▶ **Do this**
Could you rewrite everything from the start of the data down to the line containing "presence-indicator xyxy=(1768,30,1776,38)", swapping "y-tick-label" for "y-axis-label" and leaving the rest unchanged?

---- Provided records

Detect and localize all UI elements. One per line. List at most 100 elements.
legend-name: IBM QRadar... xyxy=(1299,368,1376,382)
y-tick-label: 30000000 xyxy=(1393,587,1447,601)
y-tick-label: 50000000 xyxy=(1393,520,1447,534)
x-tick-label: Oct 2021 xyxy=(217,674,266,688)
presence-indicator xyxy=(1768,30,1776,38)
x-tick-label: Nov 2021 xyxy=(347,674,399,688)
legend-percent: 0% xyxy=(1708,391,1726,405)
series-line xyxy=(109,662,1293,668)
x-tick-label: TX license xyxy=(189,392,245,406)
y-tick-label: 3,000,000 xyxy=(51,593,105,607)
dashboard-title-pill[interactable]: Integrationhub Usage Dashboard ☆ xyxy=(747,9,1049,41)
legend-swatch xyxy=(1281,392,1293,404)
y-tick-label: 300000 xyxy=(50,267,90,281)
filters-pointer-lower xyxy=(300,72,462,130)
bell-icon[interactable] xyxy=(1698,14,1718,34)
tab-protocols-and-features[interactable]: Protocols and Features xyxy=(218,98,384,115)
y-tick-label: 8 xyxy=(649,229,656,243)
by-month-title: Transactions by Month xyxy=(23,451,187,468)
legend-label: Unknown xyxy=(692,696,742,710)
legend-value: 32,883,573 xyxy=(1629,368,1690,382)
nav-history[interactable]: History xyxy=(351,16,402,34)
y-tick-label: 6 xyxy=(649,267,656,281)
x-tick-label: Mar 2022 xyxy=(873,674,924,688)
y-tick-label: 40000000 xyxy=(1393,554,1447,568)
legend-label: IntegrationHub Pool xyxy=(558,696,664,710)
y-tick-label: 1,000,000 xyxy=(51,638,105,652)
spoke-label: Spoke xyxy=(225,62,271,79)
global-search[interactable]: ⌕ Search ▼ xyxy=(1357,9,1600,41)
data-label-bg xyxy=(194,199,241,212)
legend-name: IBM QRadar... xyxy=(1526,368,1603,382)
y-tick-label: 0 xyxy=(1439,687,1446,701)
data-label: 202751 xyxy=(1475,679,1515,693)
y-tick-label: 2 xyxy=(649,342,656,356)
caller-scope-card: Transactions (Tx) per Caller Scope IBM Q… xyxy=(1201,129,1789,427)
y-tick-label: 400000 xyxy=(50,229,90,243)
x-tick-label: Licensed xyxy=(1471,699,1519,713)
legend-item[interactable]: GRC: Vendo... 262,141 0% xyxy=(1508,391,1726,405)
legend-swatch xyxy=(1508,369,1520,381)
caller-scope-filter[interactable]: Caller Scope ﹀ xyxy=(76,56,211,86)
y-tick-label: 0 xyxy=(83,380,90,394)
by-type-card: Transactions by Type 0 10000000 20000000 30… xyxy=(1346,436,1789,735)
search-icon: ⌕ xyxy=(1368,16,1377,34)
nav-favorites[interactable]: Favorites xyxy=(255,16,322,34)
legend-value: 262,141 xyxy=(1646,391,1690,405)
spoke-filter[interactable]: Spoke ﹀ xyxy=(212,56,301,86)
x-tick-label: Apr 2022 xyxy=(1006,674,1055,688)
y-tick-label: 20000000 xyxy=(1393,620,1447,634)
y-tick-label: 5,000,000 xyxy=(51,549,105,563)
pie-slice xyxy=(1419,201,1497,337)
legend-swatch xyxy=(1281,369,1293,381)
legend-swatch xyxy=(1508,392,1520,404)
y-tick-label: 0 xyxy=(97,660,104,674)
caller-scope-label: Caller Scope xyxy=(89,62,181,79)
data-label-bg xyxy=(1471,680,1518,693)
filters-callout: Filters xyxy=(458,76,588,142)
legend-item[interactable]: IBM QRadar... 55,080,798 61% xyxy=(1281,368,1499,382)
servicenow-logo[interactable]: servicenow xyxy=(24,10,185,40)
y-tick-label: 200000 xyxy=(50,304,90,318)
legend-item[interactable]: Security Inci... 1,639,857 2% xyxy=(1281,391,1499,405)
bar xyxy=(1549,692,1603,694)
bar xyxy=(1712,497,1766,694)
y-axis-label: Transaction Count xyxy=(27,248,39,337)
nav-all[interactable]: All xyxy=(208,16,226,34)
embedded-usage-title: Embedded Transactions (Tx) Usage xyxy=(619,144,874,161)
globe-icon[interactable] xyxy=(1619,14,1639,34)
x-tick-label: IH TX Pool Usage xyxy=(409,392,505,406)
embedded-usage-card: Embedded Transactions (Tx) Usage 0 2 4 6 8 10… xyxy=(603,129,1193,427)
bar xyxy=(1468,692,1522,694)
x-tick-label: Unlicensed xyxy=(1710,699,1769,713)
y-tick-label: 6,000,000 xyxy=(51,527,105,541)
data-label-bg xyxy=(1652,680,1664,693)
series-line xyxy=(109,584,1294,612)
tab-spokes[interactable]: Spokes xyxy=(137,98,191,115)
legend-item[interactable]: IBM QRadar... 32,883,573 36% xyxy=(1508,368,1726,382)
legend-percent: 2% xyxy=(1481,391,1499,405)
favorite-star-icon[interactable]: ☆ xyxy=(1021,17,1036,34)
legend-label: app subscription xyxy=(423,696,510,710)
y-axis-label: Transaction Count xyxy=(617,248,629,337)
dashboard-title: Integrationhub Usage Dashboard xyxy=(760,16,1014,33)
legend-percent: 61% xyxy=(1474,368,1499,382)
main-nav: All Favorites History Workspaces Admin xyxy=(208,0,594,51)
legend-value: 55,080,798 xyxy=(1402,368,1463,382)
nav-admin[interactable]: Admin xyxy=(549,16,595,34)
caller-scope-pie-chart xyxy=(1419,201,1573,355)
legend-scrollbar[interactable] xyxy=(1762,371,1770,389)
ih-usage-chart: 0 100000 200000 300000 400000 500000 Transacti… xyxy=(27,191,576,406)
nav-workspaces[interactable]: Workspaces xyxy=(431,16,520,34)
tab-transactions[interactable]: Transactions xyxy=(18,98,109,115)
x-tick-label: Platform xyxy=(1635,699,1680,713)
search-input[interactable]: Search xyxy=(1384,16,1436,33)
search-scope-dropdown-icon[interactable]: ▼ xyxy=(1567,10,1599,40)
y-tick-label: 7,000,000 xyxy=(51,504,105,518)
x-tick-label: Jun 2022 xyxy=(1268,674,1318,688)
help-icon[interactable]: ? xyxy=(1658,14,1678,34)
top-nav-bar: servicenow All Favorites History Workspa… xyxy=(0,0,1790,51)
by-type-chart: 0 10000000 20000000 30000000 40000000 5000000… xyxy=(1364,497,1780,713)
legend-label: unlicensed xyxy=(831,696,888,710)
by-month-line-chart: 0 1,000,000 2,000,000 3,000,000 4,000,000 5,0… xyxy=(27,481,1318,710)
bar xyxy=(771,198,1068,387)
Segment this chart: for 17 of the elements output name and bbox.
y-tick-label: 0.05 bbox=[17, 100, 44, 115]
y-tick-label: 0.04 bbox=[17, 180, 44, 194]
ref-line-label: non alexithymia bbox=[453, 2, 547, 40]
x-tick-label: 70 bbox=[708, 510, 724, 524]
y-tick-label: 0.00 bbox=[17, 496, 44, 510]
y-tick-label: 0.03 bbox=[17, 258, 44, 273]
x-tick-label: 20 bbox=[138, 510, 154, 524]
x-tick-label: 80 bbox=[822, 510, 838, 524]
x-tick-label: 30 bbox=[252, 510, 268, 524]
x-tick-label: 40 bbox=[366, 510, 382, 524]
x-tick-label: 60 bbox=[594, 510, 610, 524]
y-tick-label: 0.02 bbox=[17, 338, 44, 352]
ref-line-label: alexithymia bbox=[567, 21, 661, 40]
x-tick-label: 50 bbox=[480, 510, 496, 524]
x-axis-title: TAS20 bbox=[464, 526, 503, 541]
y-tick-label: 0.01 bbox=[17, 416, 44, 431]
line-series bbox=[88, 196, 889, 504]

--------

▶ **Full response**
Detect and localize all UI elements. One per line. List at most 100 elements.
legend-name: IBM QRadar... xyxy=(1299,368,1376,382)
y-axis-label: 30000000 xyxy=(1393,587,1447,601)
y-axis-label: 50000000 xyxy=(1393,520,1447,534)
x-tick-label: Oct 2021 xyxy=(217,674,266,688)
presence-indicator xyxy=(1768,30,1776,38)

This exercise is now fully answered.